The listing beneath should be written out in full, exactly as shown.

::: Record excerpts

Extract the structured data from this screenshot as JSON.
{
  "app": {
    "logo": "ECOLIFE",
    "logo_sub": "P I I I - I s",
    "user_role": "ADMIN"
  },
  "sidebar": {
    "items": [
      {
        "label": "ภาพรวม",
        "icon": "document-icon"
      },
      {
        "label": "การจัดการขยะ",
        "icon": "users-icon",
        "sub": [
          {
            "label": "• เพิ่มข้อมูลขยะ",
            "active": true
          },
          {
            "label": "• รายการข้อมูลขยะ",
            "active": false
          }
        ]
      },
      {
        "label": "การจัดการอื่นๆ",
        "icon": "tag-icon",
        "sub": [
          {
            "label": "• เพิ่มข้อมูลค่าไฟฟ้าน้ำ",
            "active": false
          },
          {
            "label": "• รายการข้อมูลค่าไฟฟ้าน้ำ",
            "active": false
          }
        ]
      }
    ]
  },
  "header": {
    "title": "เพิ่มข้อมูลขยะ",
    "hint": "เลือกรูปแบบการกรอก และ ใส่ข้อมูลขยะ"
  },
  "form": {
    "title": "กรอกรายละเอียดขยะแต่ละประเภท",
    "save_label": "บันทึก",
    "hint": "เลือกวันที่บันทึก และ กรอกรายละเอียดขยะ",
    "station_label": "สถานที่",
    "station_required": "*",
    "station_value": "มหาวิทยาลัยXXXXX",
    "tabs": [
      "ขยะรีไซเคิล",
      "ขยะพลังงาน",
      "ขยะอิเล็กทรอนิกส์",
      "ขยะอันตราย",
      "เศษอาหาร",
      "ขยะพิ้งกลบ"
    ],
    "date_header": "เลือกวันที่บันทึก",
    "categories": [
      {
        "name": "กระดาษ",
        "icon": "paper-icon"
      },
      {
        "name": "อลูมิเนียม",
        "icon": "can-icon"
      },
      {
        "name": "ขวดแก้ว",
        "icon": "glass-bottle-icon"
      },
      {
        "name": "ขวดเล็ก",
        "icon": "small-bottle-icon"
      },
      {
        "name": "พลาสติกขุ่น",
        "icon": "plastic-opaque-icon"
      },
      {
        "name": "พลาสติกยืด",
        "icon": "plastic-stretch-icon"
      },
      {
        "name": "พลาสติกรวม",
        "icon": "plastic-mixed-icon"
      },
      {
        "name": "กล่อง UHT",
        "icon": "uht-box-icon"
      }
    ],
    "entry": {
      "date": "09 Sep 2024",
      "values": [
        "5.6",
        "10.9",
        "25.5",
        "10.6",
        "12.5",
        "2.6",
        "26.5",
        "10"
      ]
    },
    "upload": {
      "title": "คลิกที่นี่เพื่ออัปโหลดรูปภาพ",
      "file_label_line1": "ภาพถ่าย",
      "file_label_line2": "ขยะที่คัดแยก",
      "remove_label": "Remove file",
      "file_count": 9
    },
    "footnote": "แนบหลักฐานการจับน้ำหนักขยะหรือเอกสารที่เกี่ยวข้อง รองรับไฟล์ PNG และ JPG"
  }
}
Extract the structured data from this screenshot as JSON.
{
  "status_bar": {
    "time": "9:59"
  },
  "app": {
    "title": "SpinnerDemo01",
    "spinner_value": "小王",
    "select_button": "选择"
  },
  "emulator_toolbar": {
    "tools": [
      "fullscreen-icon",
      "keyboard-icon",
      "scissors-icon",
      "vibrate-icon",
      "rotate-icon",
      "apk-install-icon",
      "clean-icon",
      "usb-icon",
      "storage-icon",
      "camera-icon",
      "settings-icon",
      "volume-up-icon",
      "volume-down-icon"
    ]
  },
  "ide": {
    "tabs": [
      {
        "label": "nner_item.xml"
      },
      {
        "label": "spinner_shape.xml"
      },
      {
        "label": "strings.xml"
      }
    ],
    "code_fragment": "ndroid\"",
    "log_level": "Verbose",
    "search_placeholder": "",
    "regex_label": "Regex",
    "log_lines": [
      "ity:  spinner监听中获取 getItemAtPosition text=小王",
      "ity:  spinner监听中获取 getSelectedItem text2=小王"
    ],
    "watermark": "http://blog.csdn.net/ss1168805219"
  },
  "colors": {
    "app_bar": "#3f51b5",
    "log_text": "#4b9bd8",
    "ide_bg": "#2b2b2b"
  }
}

::::::

[Worked solution]:
Extract the structured data from this screenshot as JSON.
{
  "app": {
    "logo": "ECOLIFE",
    "logo_sub": "P I I I - I s",
    "user_role": "ADMIN"
  },
  "sidebar": {
    "items": [
      {
        "label": "ภาพรวม",
        "icon": "document-icon"
      },
      {
        "label": "การจัดการขยะ",
        "icon": "users-icon",
        "sub": [
          {
            "label": "• เพิ่มข้อมูลขยะ",
            "active": true
          },
          {
            "label": "• รายการข้อมูลขยะ",
            "active": false
          }
        ]
      },
      {
        "label": "การจัดการอื่นๆ",
        "icon": "tag-icon",
        "sub": [
          {
            "label": "• เพิ่มข้อมูลค่าไฟฟ้าน้ำ",
            "active": false
          },
          {
            "label": "• รายการข้อมูลค่าไฟฟ้าน้ำ",
            "active": false
          }
        ]
      }
    ]
  },
  "header": {
    "title": "เพิ่มข้อมูลขยะ",
    "hint": "เลือกรูปแบบการกรอก และ ใส่ข้อมูลขยะ"
  },
  "form": {
    "title": "กรอกรายละเอียดขยะแต่ละประเภท",
    "save_label": "บันทึก",
    "hint": "เลือกวันที่บันทึก และ กรอกรายละเอียดขยะ",
    "station_label": "สถานที่",
    "station_required": "*",
    "station_value": "มหาวิทยาลัยXXXXX",
    "tabs": [
      "ขยะรีไซเคิล",
      "ขยะพลังงาน",
      "ขยะอิเล็กทรอนิกส์",
      "ขยะอันตราย",
      "เศษอาหาร",
      "ขยะพิ้งกลบ"
    ],
    "date_header": "เลือกวันที่บันทึก",
    "categories": [
      {
        "name": "กระดาษ",
        "icon": "paper-icon"
      },
      {
        "name": "อลูมิเนียม",
        "icon": "can-icon"
      },
      {
        "name": "ขวดแก้ว",
        "icon": "glass-bottle-icon"
      },
      {
        "name": "ขวดเล็ก",
        "icon": "small-bottle-icon"
      },
      {
        "name": "พลาสติกขุ่น",
        "icon": "plastic-opaque-icon"
      },
      {
        "name": "พลาสติกยืด",
        "icon": "plastic-stretch-icon"
      },
      {
        "name": "พลาสติกรวม",
        "icon": "plastic-mixed-icon"
      },
      {
        "name": "กล่อง UHT",
        "icon": "uht-box-icon"
      }
    ],
    "entry": {
      "date": "09 Sep 2024",
      "values": [
        "5.6",
        "10.9",
        "25.5",
        "10.6",
        "12.5",
        "2.6",
        "26.5",
        "10"
      ]
    },
    "upload": {
      "title": "คลิกที่นี่เพื่ออัปโหลดรูปภาพ",
      "file_label_line1": "ภาพถ่าย",
      "file_label_line2": "ขยะที่คัดแยก",
      "remove_label": "Remove file",
      "file_count": 9
    },
    "footnote": "แนบหลักฐานการจับน้ำหนักขยะหรือเอกสารที่เกี่ยวข้อง รองรับไฟล์ PNG และ JPG"
  }
}
Extract the structured data from this screenshot as JSON.
{
  "status_bar": {
    "time": "9:59"
  },
  "app": {
    "title": "SpinnerDemo01",
    "spinner_value": "小王",
    "select_button": "选择"
  },
  "emulator_toolbar": {
    "tools": [
      "fullscreen-icon",
      "keyboard-icon",
      "scissors-icon",
      "vibrate-icon",
      "rotate-icon",
      "apk-install-icon",
      "clean-icon",
      "usb-icon",
      "storage-icon",
      "camera-icon",
      "settings-icon",
      "volume-up-icon",
      "volume-down-icon"
    ]
  },
  "ide": {
    "tabs": [
      {
        "label": "nner_item.xml"
      },
      {
        "label": "spinner_shape.xml"
      },
      {
        "label": "strings.xml"
      }
    ],
    "code_fragment": "ndroid\"",
    "log_level": "Verbose",
    "search_placeholder": "",
    "regex_label": "Regex",
    "log_lines": [
      "ity:  spinner监听中获取 getItemAtPosition text=小王",
      "ity:  spinner监听中获取 getSelectedItem text2=小王"
    ],
    "watermark": "http://blog.csdn.net/ss1168805219"
  },
  "colors": {
    "app_bar": "#3f51b5",
    "log_text": "#4b9bd8",
    "ide_bg": "#2b2b2b"
  }
}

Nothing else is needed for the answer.